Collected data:
## begin

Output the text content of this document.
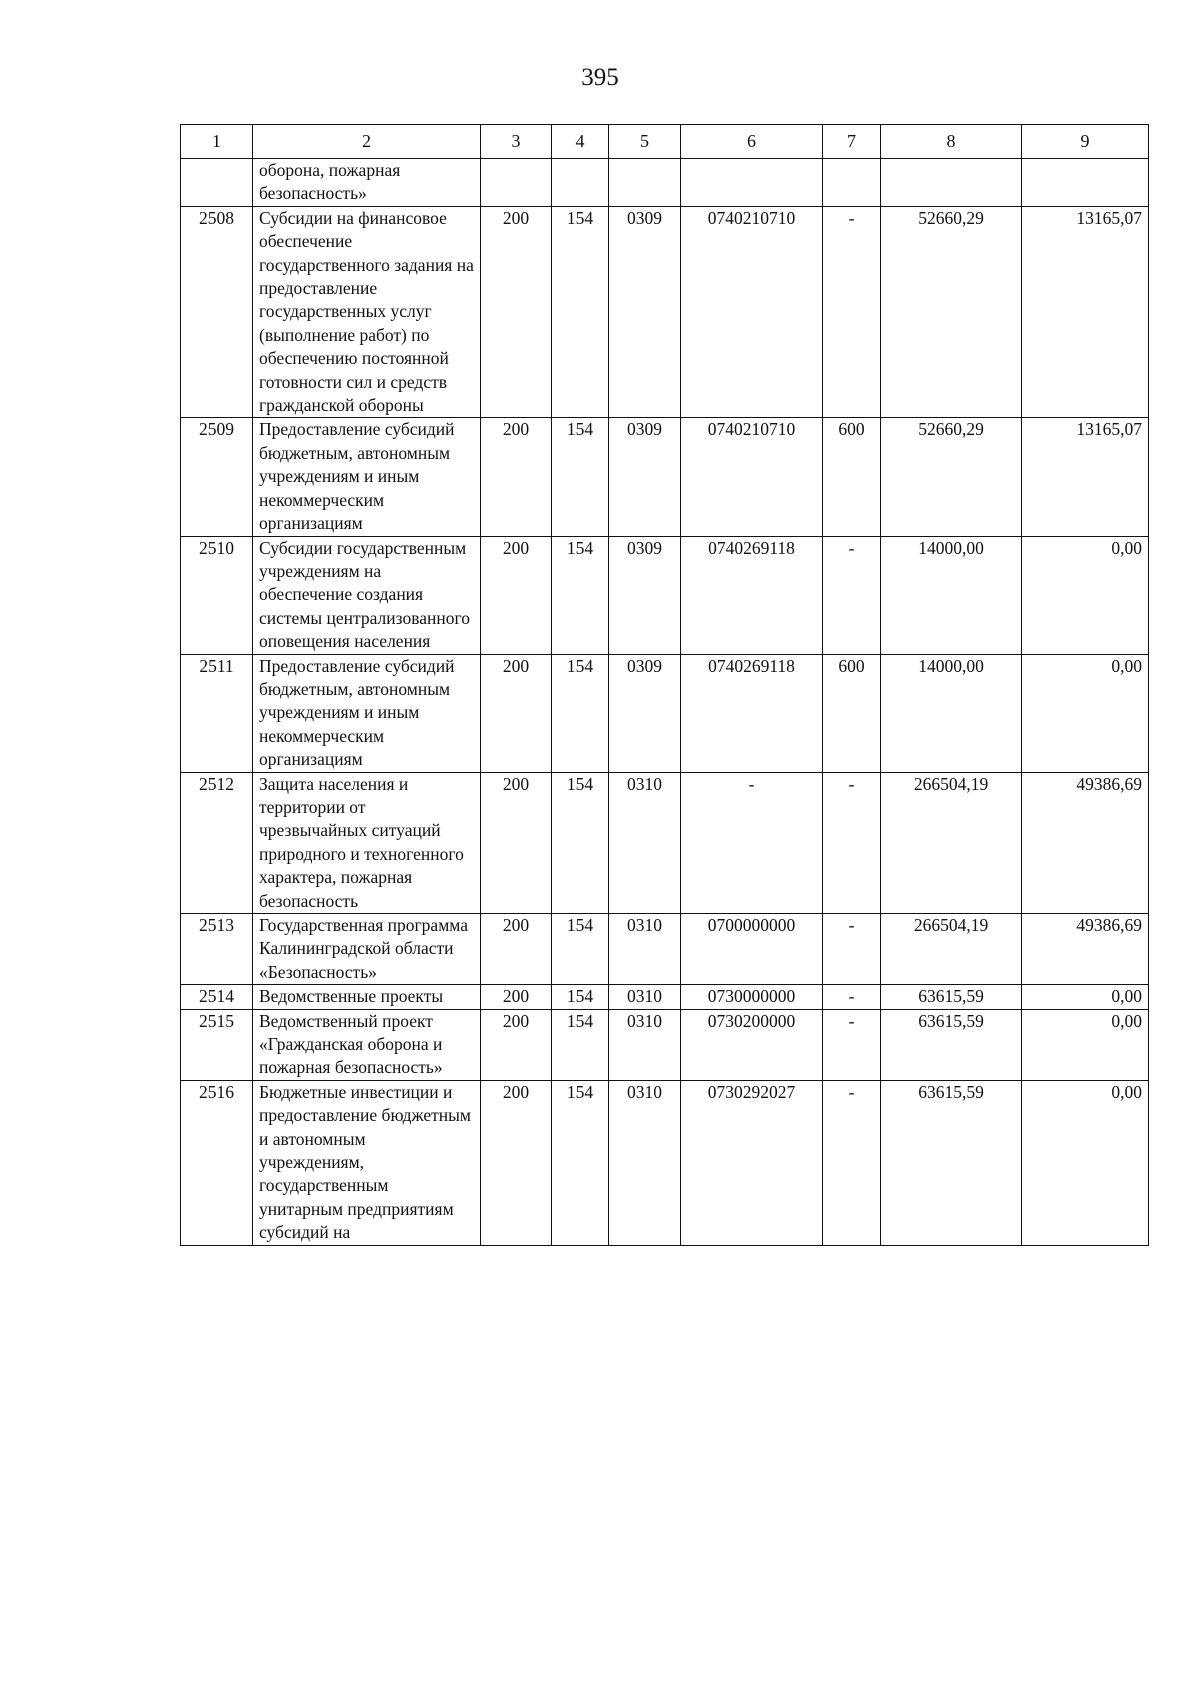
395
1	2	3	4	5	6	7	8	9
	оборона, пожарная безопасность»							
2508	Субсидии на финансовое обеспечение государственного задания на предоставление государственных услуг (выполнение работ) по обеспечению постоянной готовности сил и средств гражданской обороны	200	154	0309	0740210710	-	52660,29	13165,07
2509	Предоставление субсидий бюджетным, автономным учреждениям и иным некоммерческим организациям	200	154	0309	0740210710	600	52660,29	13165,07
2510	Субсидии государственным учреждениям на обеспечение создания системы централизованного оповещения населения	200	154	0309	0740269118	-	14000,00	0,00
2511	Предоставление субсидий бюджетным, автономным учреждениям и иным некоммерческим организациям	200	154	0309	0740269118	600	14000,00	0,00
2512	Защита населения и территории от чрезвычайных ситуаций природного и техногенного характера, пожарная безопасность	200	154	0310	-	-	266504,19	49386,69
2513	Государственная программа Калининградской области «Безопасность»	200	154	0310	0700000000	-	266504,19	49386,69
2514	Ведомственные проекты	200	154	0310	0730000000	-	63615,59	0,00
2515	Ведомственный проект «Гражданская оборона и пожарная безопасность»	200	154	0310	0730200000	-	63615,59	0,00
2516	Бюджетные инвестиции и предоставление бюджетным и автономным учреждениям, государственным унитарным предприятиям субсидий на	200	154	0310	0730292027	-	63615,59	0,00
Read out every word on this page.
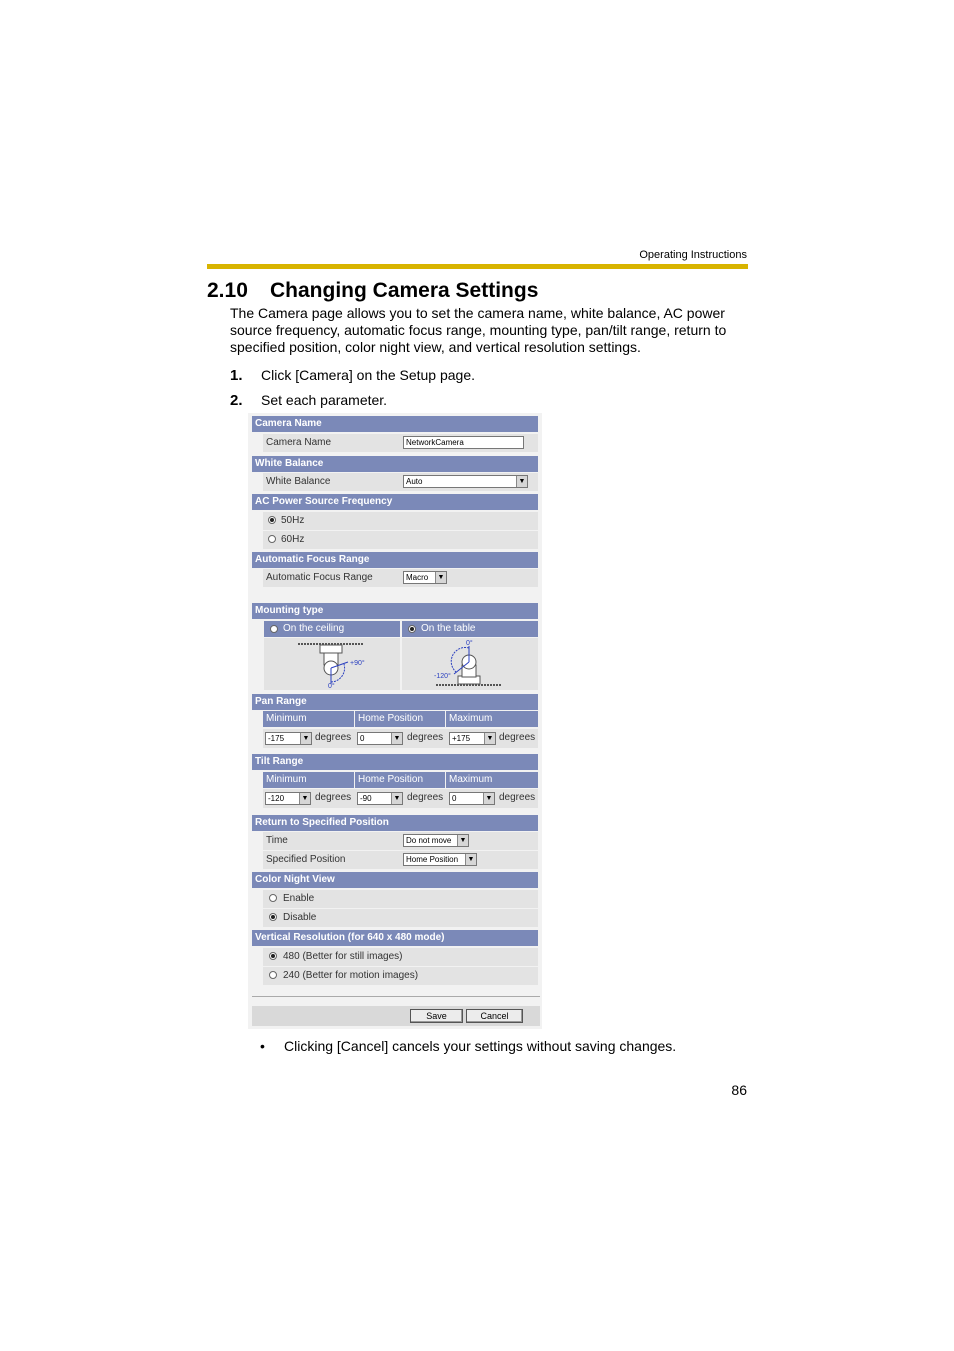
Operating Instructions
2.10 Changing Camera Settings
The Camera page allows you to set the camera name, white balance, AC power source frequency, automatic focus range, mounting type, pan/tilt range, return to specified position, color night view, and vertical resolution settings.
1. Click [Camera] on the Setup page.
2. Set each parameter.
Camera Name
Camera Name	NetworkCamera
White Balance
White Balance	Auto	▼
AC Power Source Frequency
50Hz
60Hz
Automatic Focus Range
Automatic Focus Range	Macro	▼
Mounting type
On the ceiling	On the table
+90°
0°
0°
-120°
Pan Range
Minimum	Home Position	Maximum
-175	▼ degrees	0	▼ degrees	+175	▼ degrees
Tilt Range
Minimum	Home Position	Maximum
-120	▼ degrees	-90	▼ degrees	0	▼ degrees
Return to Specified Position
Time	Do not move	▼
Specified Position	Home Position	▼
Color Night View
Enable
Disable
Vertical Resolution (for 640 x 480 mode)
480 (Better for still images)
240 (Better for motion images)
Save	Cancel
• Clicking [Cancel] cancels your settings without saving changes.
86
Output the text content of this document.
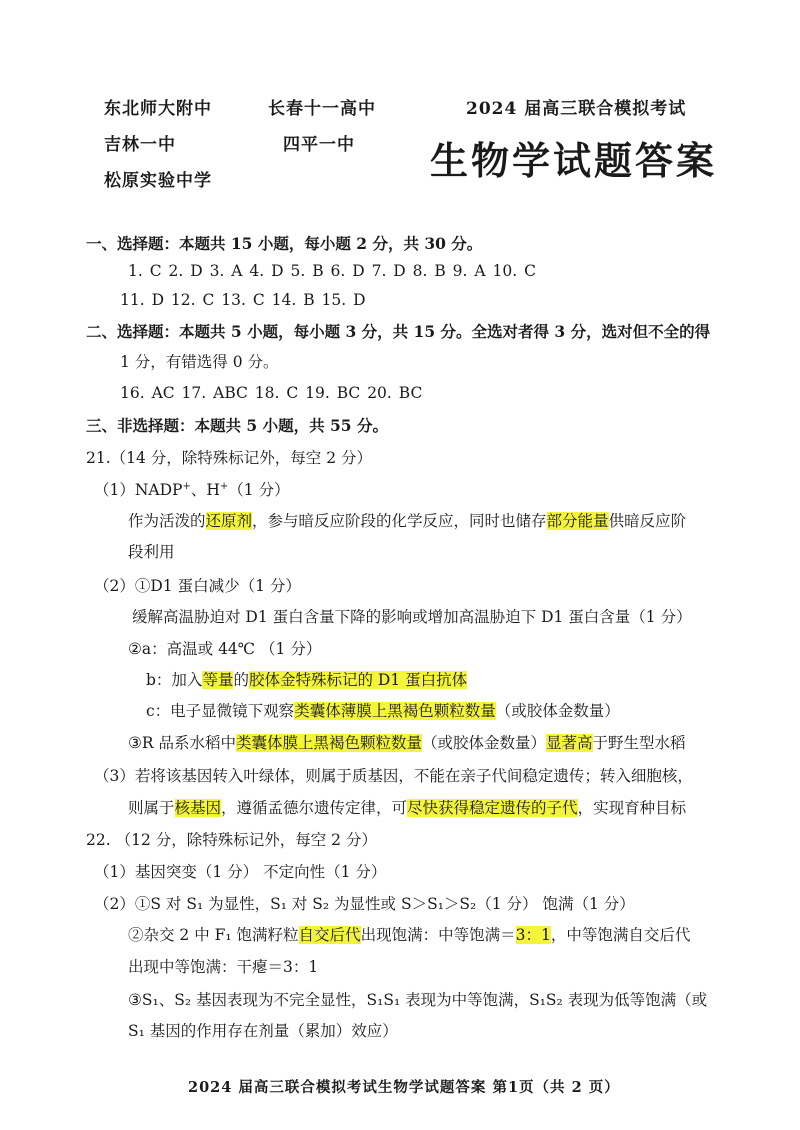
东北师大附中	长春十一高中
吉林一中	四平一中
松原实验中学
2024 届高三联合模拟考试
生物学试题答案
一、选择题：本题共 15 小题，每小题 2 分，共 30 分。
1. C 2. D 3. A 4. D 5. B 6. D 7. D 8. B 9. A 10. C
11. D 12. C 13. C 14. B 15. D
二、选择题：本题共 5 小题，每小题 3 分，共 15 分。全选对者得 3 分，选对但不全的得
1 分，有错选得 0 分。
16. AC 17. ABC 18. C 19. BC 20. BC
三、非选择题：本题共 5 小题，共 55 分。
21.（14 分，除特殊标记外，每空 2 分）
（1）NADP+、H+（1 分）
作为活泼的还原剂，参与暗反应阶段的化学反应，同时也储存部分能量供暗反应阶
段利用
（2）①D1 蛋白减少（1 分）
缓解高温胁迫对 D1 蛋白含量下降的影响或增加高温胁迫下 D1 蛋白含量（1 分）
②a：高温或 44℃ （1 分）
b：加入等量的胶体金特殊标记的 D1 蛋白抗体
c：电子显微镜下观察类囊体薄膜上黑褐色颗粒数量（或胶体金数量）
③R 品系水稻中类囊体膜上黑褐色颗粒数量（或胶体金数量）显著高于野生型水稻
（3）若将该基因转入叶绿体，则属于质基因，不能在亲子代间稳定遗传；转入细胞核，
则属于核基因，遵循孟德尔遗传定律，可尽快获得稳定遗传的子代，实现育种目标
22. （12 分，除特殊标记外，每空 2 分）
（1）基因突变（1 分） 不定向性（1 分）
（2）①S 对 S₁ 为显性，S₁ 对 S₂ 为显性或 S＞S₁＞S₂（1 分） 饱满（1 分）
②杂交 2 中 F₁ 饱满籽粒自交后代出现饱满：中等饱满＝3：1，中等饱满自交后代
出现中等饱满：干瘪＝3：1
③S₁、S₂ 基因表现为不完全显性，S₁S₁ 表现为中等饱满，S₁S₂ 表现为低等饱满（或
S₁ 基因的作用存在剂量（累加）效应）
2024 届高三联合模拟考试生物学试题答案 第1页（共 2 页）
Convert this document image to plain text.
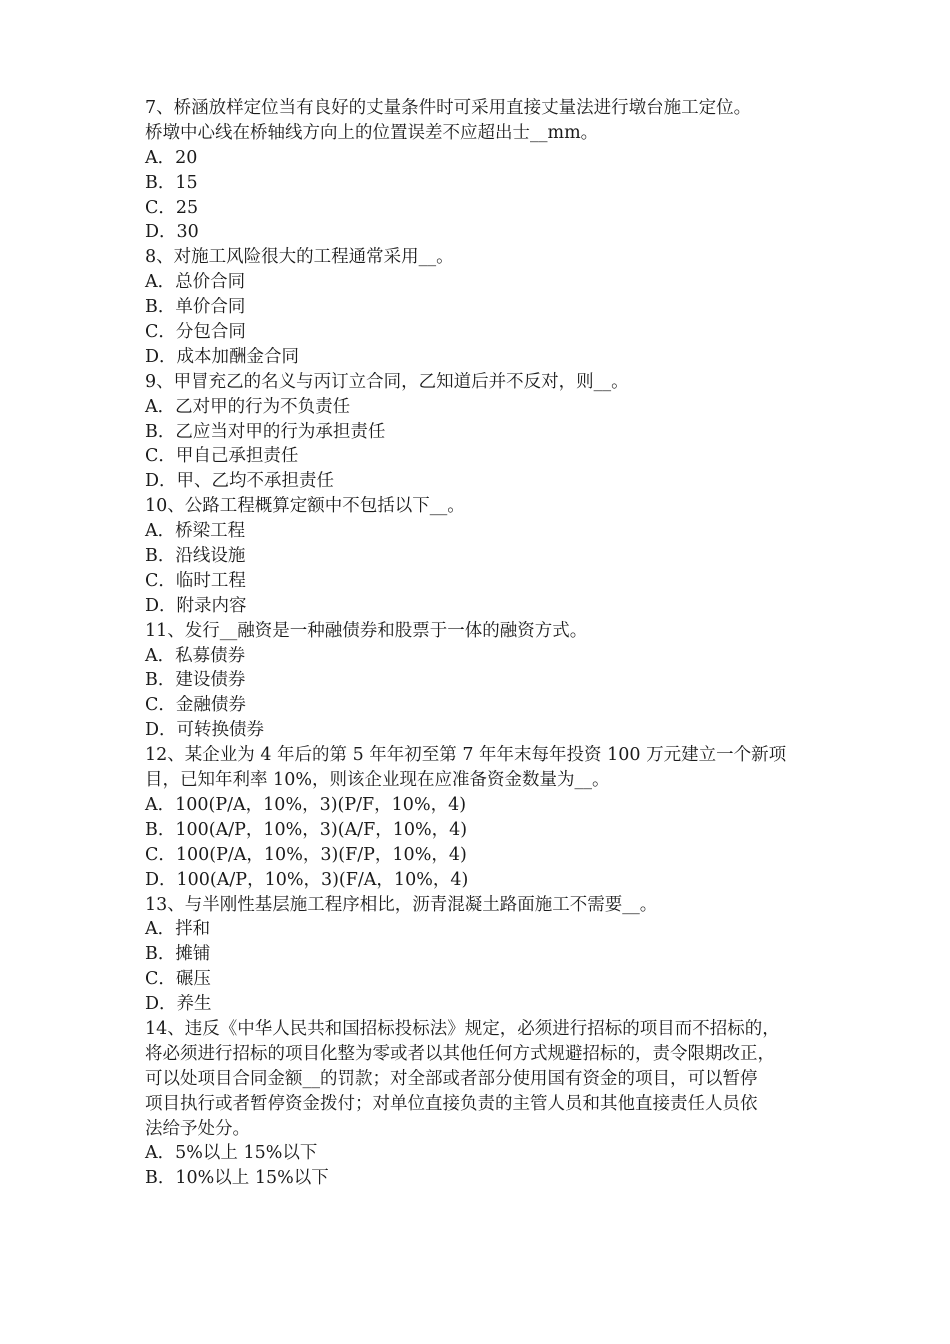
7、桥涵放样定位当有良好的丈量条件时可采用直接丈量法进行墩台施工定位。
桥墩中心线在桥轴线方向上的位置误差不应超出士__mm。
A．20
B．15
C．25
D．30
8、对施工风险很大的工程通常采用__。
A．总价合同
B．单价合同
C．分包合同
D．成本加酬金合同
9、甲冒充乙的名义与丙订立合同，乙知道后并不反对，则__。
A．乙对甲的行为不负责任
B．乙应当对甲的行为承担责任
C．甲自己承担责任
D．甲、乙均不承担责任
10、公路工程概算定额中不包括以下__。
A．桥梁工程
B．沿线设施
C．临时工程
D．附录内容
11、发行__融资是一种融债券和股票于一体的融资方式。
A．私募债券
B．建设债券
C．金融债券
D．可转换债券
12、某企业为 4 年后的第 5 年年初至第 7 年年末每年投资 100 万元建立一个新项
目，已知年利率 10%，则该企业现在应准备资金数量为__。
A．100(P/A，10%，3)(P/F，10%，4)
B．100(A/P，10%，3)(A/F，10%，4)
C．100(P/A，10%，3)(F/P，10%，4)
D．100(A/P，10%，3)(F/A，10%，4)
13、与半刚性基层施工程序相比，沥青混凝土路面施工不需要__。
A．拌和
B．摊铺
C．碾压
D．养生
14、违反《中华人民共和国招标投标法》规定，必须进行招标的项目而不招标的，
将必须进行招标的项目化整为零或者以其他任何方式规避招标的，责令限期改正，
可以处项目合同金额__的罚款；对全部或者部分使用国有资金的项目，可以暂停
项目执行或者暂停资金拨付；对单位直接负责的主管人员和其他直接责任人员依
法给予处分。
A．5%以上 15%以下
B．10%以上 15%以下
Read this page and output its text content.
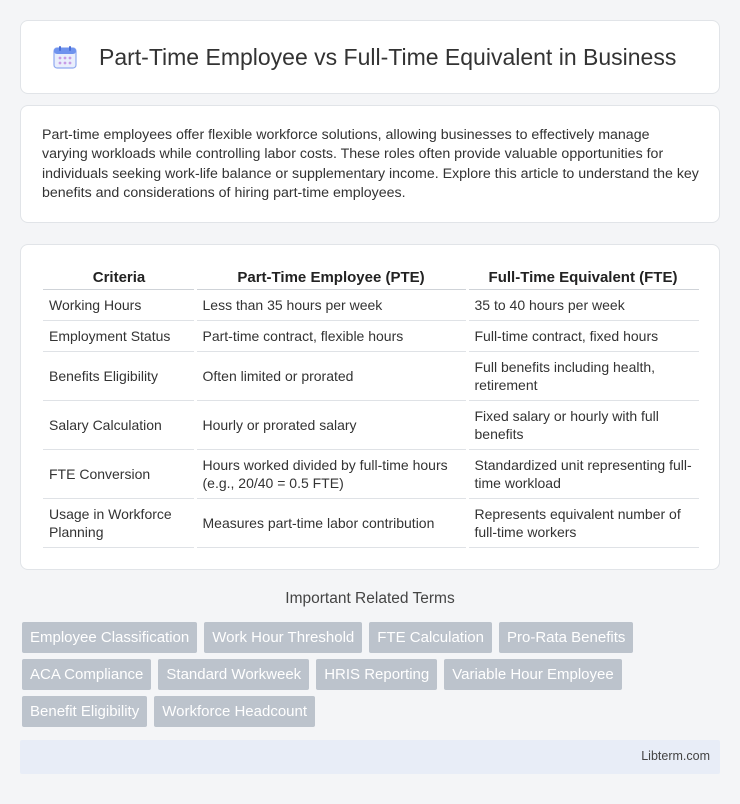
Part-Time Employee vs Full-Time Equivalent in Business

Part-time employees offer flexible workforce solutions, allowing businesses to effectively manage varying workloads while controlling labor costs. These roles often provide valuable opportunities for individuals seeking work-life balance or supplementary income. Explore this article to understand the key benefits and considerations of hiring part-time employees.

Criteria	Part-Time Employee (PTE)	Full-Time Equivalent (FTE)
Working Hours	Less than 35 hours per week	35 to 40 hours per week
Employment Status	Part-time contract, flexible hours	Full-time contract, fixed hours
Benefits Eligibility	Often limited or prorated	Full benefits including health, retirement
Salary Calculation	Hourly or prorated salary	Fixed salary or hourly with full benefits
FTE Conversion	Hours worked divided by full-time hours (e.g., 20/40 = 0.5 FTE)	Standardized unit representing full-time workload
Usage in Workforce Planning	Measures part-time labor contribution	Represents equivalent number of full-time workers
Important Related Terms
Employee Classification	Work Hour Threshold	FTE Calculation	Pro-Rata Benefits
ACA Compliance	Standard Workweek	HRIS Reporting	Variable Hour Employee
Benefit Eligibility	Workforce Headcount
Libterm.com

## end

■ EXERCISE BRIEF:
Among the lines above, count those containing the word "некоммерческим" and give nothing but the result.

■ CORRECT RESPONSE:
2